▶ Exercise prompt: Write out the entries below once more, exactly, with the pictures left out.

▶ Records for the task:
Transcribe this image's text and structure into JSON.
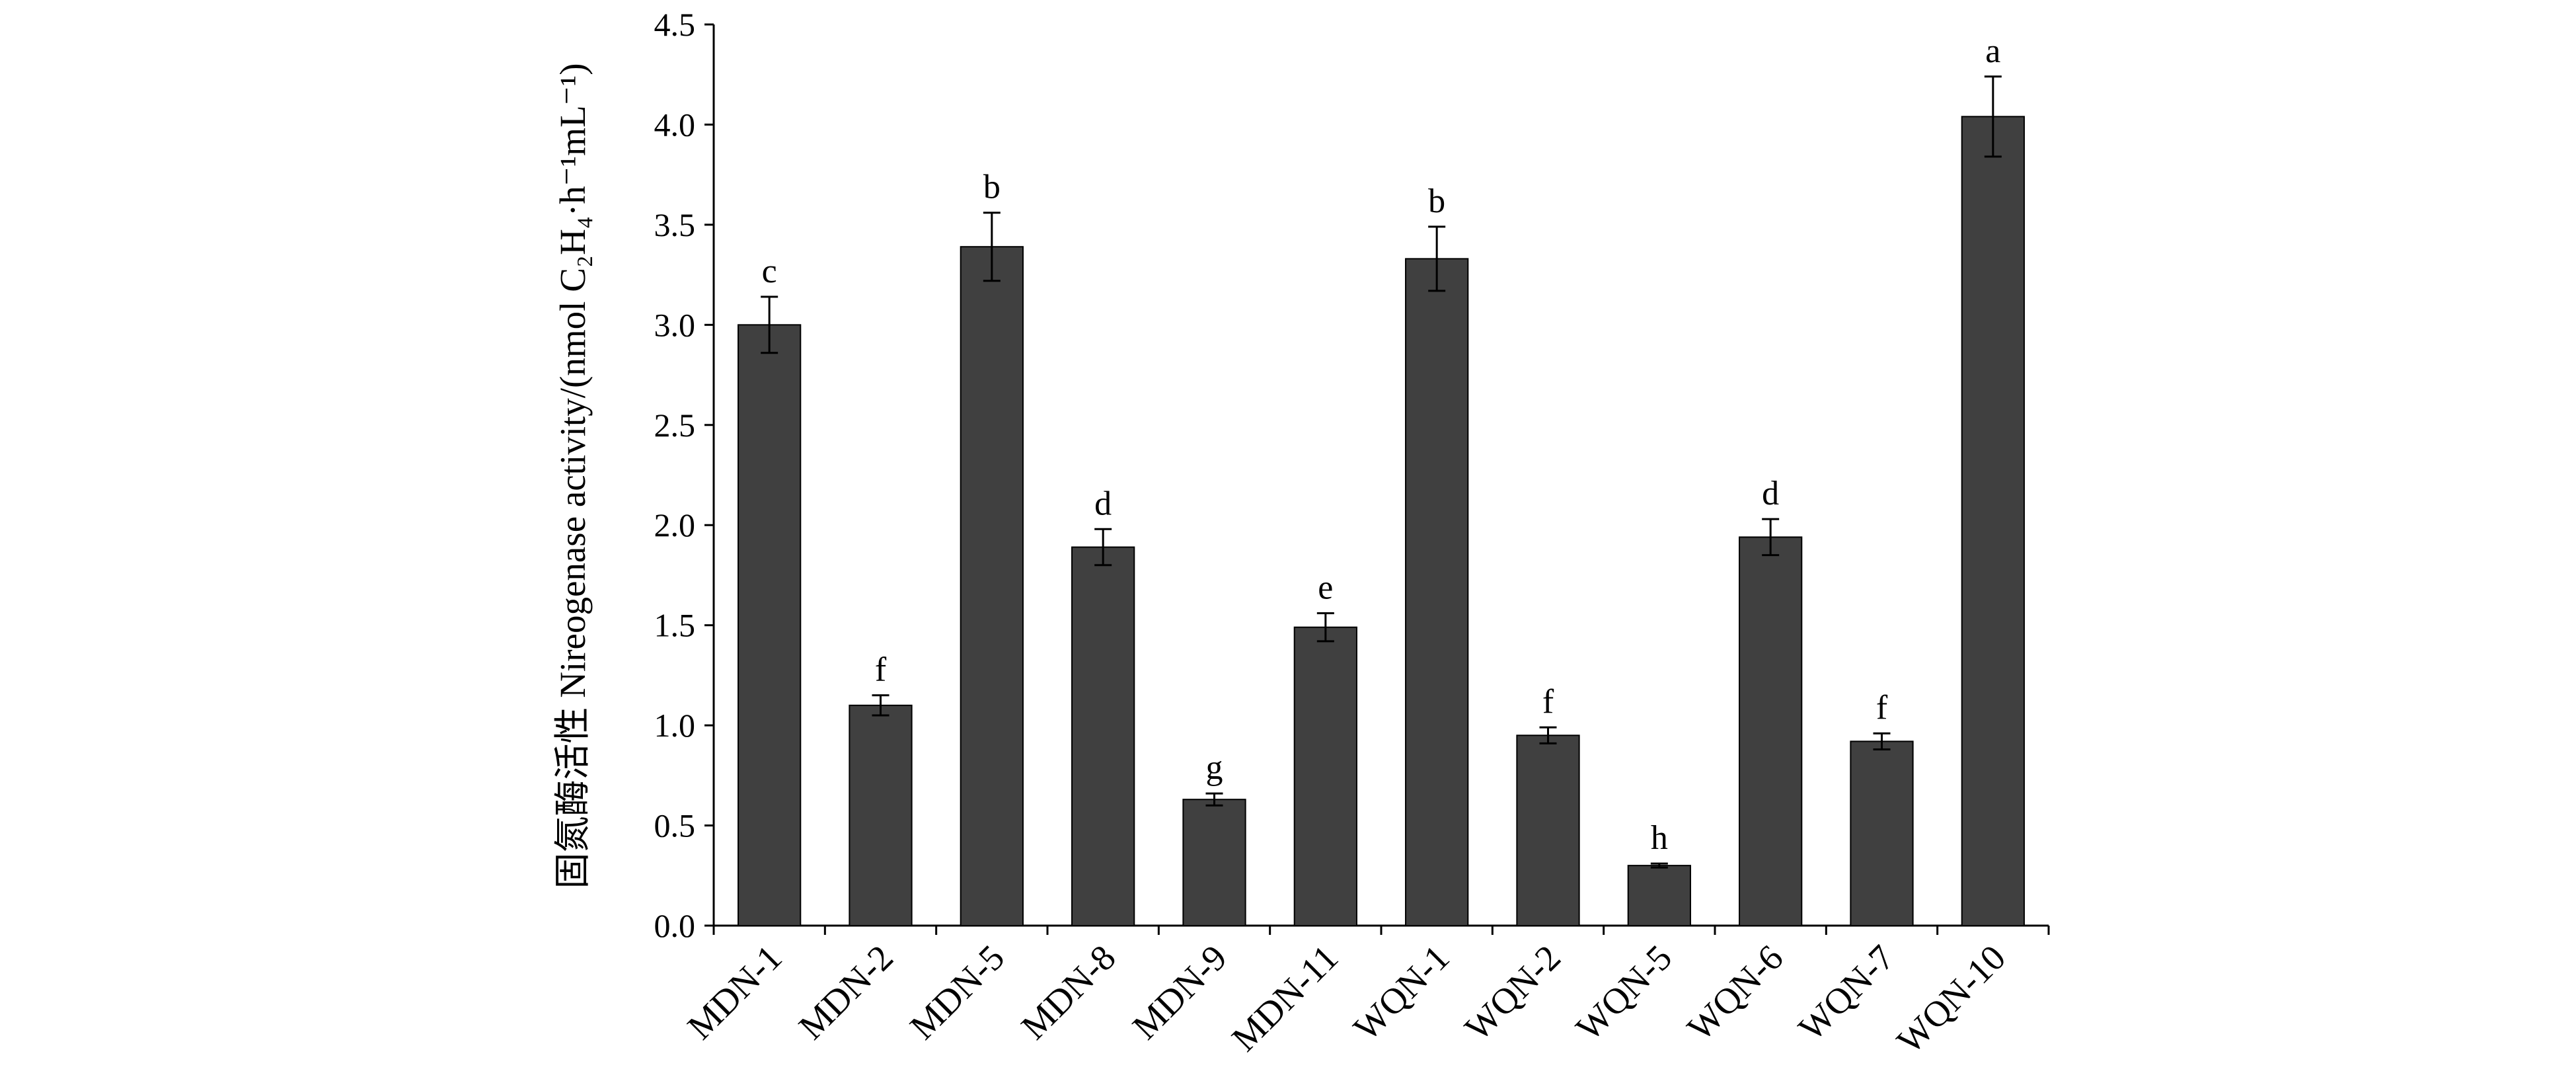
{
  "chart_data": {
    "type": "bar",
    "y_label": "固氮酶活性 Nireogenase activity/(nmol C₂H₄·h⁻¹mL⁻¹)",
    "categories": [
      "MDN-1",
      "MDN-2",
      "MDN-5",
      "MDN-8",
      "MDN-9",
      "MDN-11",
      "WQN-1",
      "WQN-2",
      "WQN-5",
      "WQN-6",
      "WQN-7",
      "WQN-10"
    ],
    "values": [
      3.0,
      1.1,
      3.39,
      1.89,
      0.63,
      1.49,
      3.33,
      0.95,
      0.3,
      1.94,
      0.92,
      4.04
    ],
    "errors": [
      0.14,
      0.05,
      0.17,
      0.09,
      0.03,
      0.07,
      0.16,
      0.04,
      0.01,
      0.09,
      0.04,
      0.2
    ],
    "letters": [
      "c",
      "f",
      "b",
      "d",
      "g",
      "e",
      "b",
      "f",
      "h",
      "d",
      "f",
      "a"
    ],
    "color": "#404040",
    "ylim": [
      0,
      4.5
    ],
    "yticks": [
      {
        "value": 0,
        "label": "0.0"
      },
      0.5,
      {
        "value": 1,
        "label": "1.0"
      },
      1.5,
      {
        "value": 2,
        "label": "2.0"
      },
      2.5,
      {
        "value": 3,
        "label": "3.0"
      },
      3.5,
      {
        "value": 4,
        "label": "4.0"
      },
      4.5
    ]
  }
}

▶ Answer in full:
Transcribe this image's text and structure into JSON.
{
  "chart_data": {
    "type": "bar",
    "y_label": "固氮酶活性 Nireogenase activity/(nmol C₂H₄·h⁻¹mL⁻¹)",
    "categories": [
      "MDN-1",
      "MDN-2",
      "MDN-5",
      "MDN-8",
      "MDN-9",
      "MDN-11",
      "WQN-1",
      "WQN-2",
      "WQN-5",
      "WQN-6",
      "WQN-7",
      "WQN-10"
    ],
    "values": [
      3.0,
      1.1,
      3.39,
      1.89,
      0.63,
      1.49,
      3.33,
      0.95,
      0.3,
      1.94,
      0.92,
      4.04
    ],
    "errors": [
      0.14,
      0.05,
      0.17,
      0.09,
      0.03,
      0.07,
      0.16,
      0.04,
      0.01,
      0.09,
      0.04,
      0.2
    ],
    "letters": [
      "c",
      "f",
      "b",
      "d",
      "g",
      "e",
      "b",
      "f",
      "h",
      "d",
      "f",
      "a"
    ],
    "color": "#404040",
    "ylim": [
      0,
      4.5
    ],
    "yticks": [
      {
        "value": 0,
        "label": "0.0"
      },
      0.5,
      {
        "value": 1,
        "label": "1.0"
      },
      1.5,
      {
        "value": 2,
        "label": "2.0"
      },
      2.5,
      {
        "value": 3,
        "label": "3.0"
      },
      3.5,
      {
        "value": 4,
        "label": "4.0"
      },
      4.5
    ]
  }
}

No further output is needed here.